What to do
Go through the material and pull out every line with the string "φαινομένου" in it.

Items from a data source
(begin)
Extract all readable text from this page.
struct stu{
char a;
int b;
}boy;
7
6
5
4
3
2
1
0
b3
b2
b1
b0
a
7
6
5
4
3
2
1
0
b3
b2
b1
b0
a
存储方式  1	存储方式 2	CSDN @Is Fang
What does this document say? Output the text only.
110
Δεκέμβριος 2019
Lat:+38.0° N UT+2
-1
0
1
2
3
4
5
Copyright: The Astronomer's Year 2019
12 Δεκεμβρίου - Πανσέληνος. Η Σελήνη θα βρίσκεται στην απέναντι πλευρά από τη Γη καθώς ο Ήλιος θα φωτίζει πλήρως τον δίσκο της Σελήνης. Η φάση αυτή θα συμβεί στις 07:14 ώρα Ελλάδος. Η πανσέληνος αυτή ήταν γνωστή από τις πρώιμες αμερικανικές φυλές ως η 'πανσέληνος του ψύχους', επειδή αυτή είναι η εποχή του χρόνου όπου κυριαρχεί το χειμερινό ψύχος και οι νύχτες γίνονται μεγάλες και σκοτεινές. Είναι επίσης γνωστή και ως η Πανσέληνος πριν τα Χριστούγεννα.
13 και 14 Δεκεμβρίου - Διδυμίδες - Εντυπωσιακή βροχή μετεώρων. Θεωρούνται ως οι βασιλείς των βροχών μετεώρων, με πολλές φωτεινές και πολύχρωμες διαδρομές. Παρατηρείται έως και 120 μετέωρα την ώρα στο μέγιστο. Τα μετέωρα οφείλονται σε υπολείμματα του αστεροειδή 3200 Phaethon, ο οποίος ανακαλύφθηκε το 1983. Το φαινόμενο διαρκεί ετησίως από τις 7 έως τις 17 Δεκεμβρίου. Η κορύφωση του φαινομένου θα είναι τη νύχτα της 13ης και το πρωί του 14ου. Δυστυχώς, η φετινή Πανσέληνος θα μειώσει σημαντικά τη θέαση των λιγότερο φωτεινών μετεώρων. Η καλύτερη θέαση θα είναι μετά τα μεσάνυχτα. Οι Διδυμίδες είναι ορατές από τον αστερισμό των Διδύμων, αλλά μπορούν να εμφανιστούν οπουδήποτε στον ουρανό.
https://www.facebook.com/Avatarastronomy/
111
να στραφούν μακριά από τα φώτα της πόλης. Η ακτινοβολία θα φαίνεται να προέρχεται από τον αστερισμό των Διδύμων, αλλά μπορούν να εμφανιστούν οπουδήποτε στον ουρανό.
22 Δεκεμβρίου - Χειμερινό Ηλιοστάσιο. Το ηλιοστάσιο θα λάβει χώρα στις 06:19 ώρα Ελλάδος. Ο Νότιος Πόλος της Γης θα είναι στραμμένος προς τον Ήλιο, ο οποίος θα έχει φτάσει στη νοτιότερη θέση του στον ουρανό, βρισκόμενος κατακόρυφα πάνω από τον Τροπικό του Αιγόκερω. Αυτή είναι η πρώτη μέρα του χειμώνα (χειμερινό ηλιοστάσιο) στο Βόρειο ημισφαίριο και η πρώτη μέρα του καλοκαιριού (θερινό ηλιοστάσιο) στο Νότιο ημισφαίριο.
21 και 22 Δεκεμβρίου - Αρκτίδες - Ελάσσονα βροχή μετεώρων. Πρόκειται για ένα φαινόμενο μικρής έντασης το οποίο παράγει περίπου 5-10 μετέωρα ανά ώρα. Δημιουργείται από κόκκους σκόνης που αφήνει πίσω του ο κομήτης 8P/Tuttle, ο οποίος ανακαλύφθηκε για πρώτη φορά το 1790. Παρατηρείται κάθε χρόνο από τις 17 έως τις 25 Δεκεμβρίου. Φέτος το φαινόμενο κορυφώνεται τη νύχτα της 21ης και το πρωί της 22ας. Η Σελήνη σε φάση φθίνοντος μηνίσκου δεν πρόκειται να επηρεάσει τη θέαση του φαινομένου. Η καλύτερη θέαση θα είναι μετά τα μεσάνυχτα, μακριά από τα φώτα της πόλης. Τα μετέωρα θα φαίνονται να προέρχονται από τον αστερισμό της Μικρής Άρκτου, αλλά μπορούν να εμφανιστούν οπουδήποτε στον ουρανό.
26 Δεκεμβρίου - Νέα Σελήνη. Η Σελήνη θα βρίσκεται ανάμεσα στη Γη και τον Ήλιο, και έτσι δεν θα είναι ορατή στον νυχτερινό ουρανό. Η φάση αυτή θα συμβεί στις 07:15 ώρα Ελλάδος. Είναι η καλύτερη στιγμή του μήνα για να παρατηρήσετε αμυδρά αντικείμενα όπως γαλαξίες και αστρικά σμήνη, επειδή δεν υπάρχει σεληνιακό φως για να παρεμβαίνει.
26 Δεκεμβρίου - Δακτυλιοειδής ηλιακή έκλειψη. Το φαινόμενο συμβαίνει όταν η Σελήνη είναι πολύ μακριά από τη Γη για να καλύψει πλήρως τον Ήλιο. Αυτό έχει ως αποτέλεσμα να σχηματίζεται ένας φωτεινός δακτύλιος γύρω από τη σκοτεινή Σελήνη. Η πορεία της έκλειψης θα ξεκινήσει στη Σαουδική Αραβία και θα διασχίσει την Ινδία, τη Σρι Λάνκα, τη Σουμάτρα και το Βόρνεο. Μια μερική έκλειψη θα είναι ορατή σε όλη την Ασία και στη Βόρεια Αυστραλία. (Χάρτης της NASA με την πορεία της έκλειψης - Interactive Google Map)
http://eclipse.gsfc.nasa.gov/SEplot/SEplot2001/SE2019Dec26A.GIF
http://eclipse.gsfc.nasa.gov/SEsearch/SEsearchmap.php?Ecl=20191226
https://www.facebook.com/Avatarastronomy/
(end)
Response to the task
13 και 14 Δεκεμβρίου - Διδυμίδες - Εντυπωσιακή βροχή μετεώρων. Θεωρούνται ως οι βασιλείς των βροχών μετεώρων, με πολλές φωτεινές και πολύχρωμες διαδρομές. Παρατηρείται έως και 120 μετέωρα την ώρα στο μέγιστο. Τα μετέωρα οφείλονται σε υπολείμματα του αστεροειδή 3200 Phaethon, ο οποίος ανακαλύφθηκε το 1983. Το φαινόμενο διαρκεί ετησίως από τις 7 έως τις 17 Δεκεμβρίου. Η κορύφωση του φαινομένου θα είναι τη νύχτα της 13ης και το πρωί του 14ου. Δυστυχώς, η φετινή Πανσέληνος θα μειώσει σημαντικά τη θέαση των λιγότερο φωτεινών μετεώρων. Η καλύτερη θέαση θα είναι μετά τα μεσάνυχτα. Οι Διδυμίδες είναι ορατές από τον αστερισμό των Διδύμων, αλλά μπορούν να εμφανιστούν οπουδήποτε στον ουρανό.
21 και 22 Δεκεμβρίου - Αρκτίδες - Ελάσσονα βροχή μετεώρων. Πρόκειται για ένα φαινόμενο μικρής έντασης το οποίο παράγει περίπου 5-10 μετέωρα ανά ώρα. Δημιουργείται από κόκκους σκόνης που αφήνει πίσω του ο κομήτης 8P/Tuttle, ο οποίος ανακαλύφθηκε για πρώτη φορά το 1790. Παρατηρείται κάθε χρόνο από τις 17 έως τις 25 Δεκεμβρίου. Φέτος το φαινόμενο κορυφώνεται τη νύχτα της 21ης και το πρωί της 22ας. Η Σελήνη σε φάση φθίνοντος μηνίσκου δεν πρόκειται να επηρεάσει τη θέαση του φαινομένου. Η καλύτερη θέαση θα είναι μετά τα μεσάνυχτα, μακριά από τα φώτα της πόλης. Τα μετέωρα θα φαίνονται να προέρχονται από τον αστερισμό της Μικρής Άρκτου, αλλά μπορούν να εμφανιστούν οπουδήποτε στον ουρανό.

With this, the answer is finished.